# Start of Data section

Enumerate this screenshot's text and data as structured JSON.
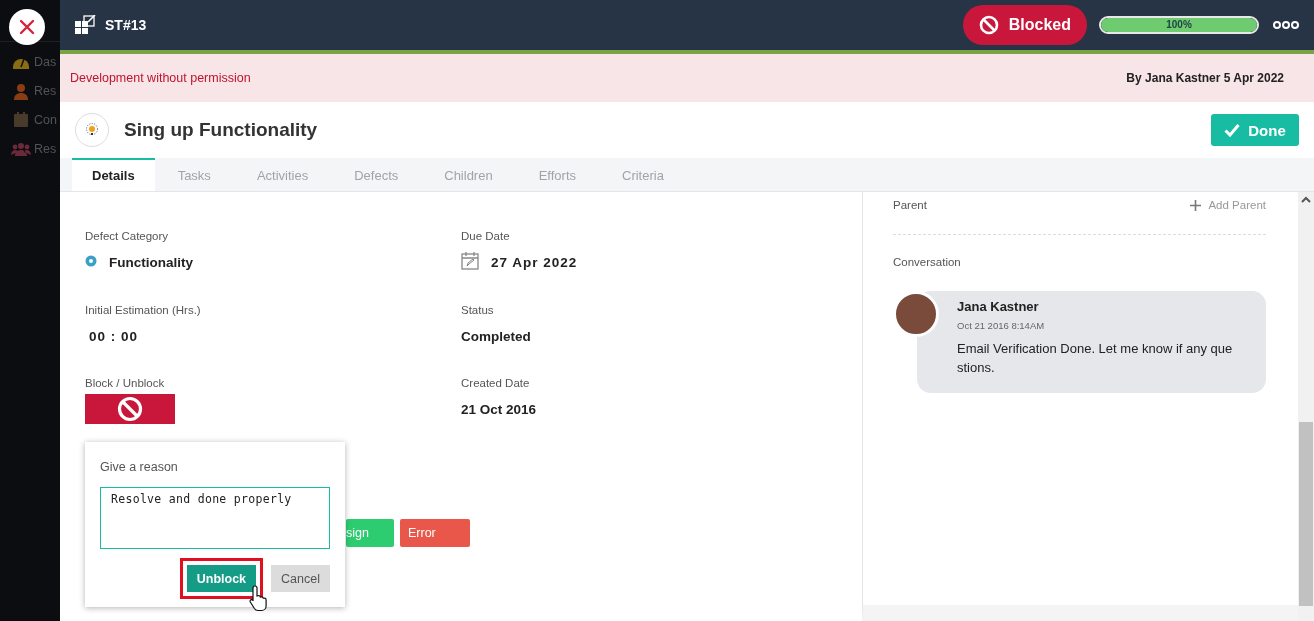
{
  "sidebar": {
    "items": [
      {
        "label": "Das",
        "kind": "dashboard"
      },
      {
        "label": "Res",
        "kind": "person"
      },
      {
        "label": "Con",
        "kind": "calendar"
      },
      {
        "label": "Res",
        "kind": "group"
      }
    ]
  },
  "header": {
    "id": "ST#13",
    "status": "Blocked",
    "progress": {
      "level": 1,
      "reading": "100%"
    }
  },
  "banner": {
    "reason": "Development without permission",
    "byline": "By Jana Kastner 5 Apr 2022"
  },
  "task": {
    "title": "Sing up Functionality",
    "done_button": "Done"
  },
  "tabs": [
    {
      "label": "Details",
      "selected": true
    },
    {
      "label": "Tasks",
      "selected": false
    },
    {
      "label": "Activities",
      "selected": false
    },
    {
      "label": "Defects",
      "selected": false
    },
    {
      "label": "Children",
      "selected": false
    },
    {
      "label": "Efforts",
      "selected": false
    },
    {
      "label": "Criteria",
      "selected": false
    }
  ],
  "fields": [
    {
      "label": "Defect Category",
      "value": "Functionality",
      "kind": "category"
    },
    {
      "label": "Due Date",
      "value": "27 Apr 2022",
      "kind": "date"
    },
    {
      "label": "Initial Estimation (Hrs.)",
      "value": "00 : 00",
      "kind": "time"
    },
    {
      "label": "Status",
      "value": "Completed",
      "kind": "text"
    },
    {
      "label": "Block / Unblock",
      "kind": "block",
      "blocked": true
    },
    {
      "label": "Created Date",
      "value": "21 Oct 2016",
      "kind": "text"
    }
  ],
  "action_buttons": [
    {
      "label": "sign",
      "kind": "success"
    },
    {
      "label": "Error",
      "kind": "danger"
    }
  ],
  "reason_popup": {
    "title": "Give a reason",
    "value": "Resolve and done properly",
    "buttons": [
      {
        "label": "Unblock",
        "kind": "primary",
        "highlighted": true
      },
      {
        "label": "Cancel",
        "kind": "secondary",
        "highlighted": false
      }
    ]
  },
  "side_panel": {
    "parent_label": "Parent",
    "add_parent": "Add Parent",
    "conversation_label": "Conversation",
    "messages": [
      {
        "author": "Jana Kastner",
        "time": "Oct 21 2016 8:14AM",
        "text": "Email Verification Done. Let me know if any questions."
      }
    ]
  }
}
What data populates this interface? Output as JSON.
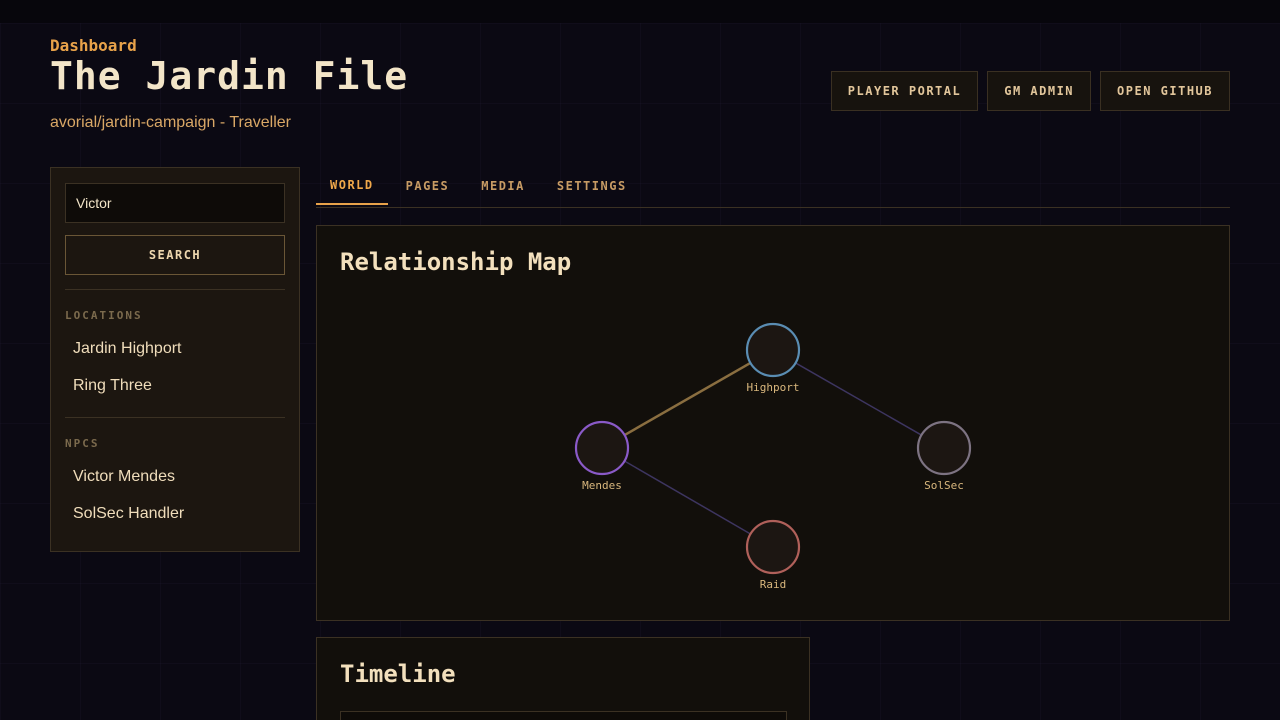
{
  "header": {
    "eyebrow": "Dashboard",
    "title": "The Jardin File",
    "subtitle": "avorial/jardin-campaign - Traveller",
    "actions": [
      "PLAYER PORTAL",
      "GM ADMIN",
      "OPEN GITHUB"
    ]
  },
  "sidebar": {
    "search_value": "Victor",
    "search_button": "SEARCH",
    "sections": [
      {
        "label": "LOCATIONS",
        "items": [
          "Jardin Highport",
          "Ring Three"
        ]
      },
      {
        "label": "NPCS",
        "items": [
          "Victor Mendes",
          "SolSec Handler"
        ]
      }
    ]
  },
  "tabs": [
    "WORLD",
    "PAGES",
    "MEDIA",
    "SETTINGS"
  ],
  "active_tab": "WORLD",
  "relationship_map": {
    "title": "Relationship Map",
    "nodes": [
      {
        "id": "highport",
        "label": "Highport",
        "color": "#5a8db3"
      },
      {
        "id": "mendes",
        "label": "Mendes",
        "color": "#8a5ac8"
      },
      {
        "id": "solsec",
        "label": "SolSec",
        "color": "#7d7382"
      },
      {
        "id": "raid",
        "label": "Raid",
        "color": "#b0605a"
      }
    ],
    "edges": [
      {
        "from": "mendes",
        "to": "highport",
        "color": "#8a6e40"
      },
      {
        "from": "highport",
        "to": "solsec",
        "color": "#3d3560"
      },
      {
        "from": "mendes",
        "to": "raid",
        "color": "#3d3560"
      }
    ]
  },
  "timeline": {
    "title": "Timeline"
  },
  "colors": {
    "accent": "#e8a24a",
    "background": "#0b0913",
    "panel": "#120f0b"
  }
}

# End of Data section

Problem requirements:
Look over the records above and copy each line that includes the string "this".

Exercise solution:
Enumerate this screenshot's text and data as structured JSON.
What data populates this interface? Output as JSON.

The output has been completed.